[begin Data records]
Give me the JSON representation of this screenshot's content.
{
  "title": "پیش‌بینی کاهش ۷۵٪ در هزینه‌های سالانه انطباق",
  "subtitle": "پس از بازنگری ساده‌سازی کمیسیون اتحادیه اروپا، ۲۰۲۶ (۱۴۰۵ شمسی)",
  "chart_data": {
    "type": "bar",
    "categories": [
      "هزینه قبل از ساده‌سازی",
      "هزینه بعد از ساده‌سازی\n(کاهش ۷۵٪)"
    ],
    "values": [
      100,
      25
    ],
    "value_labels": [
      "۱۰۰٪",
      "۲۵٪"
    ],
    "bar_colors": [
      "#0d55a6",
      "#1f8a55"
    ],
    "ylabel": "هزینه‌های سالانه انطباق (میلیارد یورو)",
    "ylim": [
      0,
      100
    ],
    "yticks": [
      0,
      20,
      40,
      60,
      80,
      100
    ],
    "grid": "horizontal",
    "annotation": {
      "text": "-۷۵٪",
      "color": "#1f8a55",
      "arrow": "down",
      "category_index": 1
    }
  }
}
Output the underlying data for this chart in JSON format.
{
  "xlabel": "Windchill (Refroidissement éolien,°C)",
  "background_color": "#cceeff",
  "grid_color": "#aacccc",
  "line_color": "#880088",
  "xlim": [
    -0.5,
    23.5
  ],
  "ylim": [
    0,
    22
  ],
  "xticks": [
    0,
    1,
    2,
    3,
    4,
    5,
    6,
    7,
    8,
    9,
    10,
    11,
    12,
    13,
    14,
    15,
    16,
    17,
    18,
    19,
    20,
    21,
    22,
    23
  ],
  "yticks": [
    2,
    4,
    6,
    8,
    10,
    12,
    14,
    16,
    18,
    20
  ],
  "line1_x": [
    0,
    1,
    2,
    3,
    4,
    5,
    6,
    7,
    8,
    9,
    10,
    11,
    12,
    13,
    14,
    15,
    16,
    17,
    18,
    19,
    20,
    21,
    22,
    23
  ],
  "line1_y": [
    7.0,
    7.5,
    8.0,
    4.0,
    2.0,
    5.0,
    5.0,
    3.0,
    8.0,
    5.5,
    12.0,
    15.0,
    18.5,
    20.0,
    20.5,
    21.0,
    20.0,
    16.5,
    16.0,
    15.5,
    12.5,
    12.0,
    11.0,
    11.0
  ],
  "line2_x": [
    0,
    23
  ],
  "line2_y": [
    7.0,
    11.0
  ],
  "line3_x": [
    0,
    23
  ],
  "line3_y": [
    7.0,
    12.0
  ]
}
[end Data records]
- [Instruction]: Give back each line above precisely as it stands.

- [Solution to this exercise]:
Give me the JSON representation of this screenshot's content.
{
  "title": "پیش‌بینی کاهش ۷۵٪ در هزینه‌های سالانه انطباق",
  "subtitle": "پس از بازنگری ساده‌سازی کمیسیون اتحادیه اروپا، ۲۰۲۶ (۱۴۰۵ شمسی)",
  "chart_data": {
    "type": "bar",
    "categories": [
      "هزینه قبل از ساده‌سازی",
      "هزینه بعد از ساده‌سازی\n(کاهش ۷۵٪)"
    ],
    "values": [
      100,
      25
    ],
    "value_labels": [
      "۱۰۰٪",
      "۲۵٪"
    ],
    "bar_colors": [
      "#0d55a6",
      "#1f8a55"
    ],
    "ylabel": "هزینه‌های سالانه انطباق (میلیارد یورو)",
    "ylim": [
      0,
      100
    ],
    "yticks": [
      0,
      20,
      40,
      60,
      80,
      100
    ],
    "grid": "horizontal",
    "annotation": {
      "text": "-۷۵٪",
      "color": "#1f8a55",
      "arrow": "down",
      "category_index": 1
    }
  }
}
Output the underlying data for this chart in JSON format.
{
  "xlabel": "Windchill (Refroidissement éolien,°C)",
  "background_color": "#cceeff",
  "grid_color": "#aacccc",
  "line_color": "#880088",
  "xlim": [
    -0.5,
    23.5
  ],
  "ylim": [
    0,
    22
  ],
  "xticks": [
    0,
    1,
    2,
    3,
    4,
    5,
    6,
    7,
    8,
    9,
    10,
    11,
    12,
    13,
    14,
    15,
    16,
    17,
    18,
    19,
    20,
    21,
    22,
    23
  ],
  "yticks": [
    2,
    4,
    6,
    8,
    10,
    12,
    14,
    16,
    18,
    20
  ],
  "line1_x": [
    0,
    1,
    2,
    3,
    4,
    5,
    6,
    7,
    8,
    9,
    10,
    11,
    12,
    13,
    14,
    15,
    16,
    17,
    18,
    19,
    20,
    21,
    22,
    23
  ],
  "line1_y": [
    7.0,
    7.5,
    8.0,
    4.0,
    2.0,
    5.0,
    5.0,
    3.0,
    8.0,
    5.5,
    12.0,
    15.0,
    18.5,
    20.0,
    20.5,
    21.0,
    20.0,
    16.5,
    16.0,
    15.5,
    12.5,
    12.0,
    11.0,
    11.0
  ],
  "line2_x": [
    0,
    23
  ],
  "line2_y": [
    7.0,
    11.0
  ],
  "line3_x": [
    0,
    23
  ],
  "line3_y": [
    7.0,
    12.0
  ]
}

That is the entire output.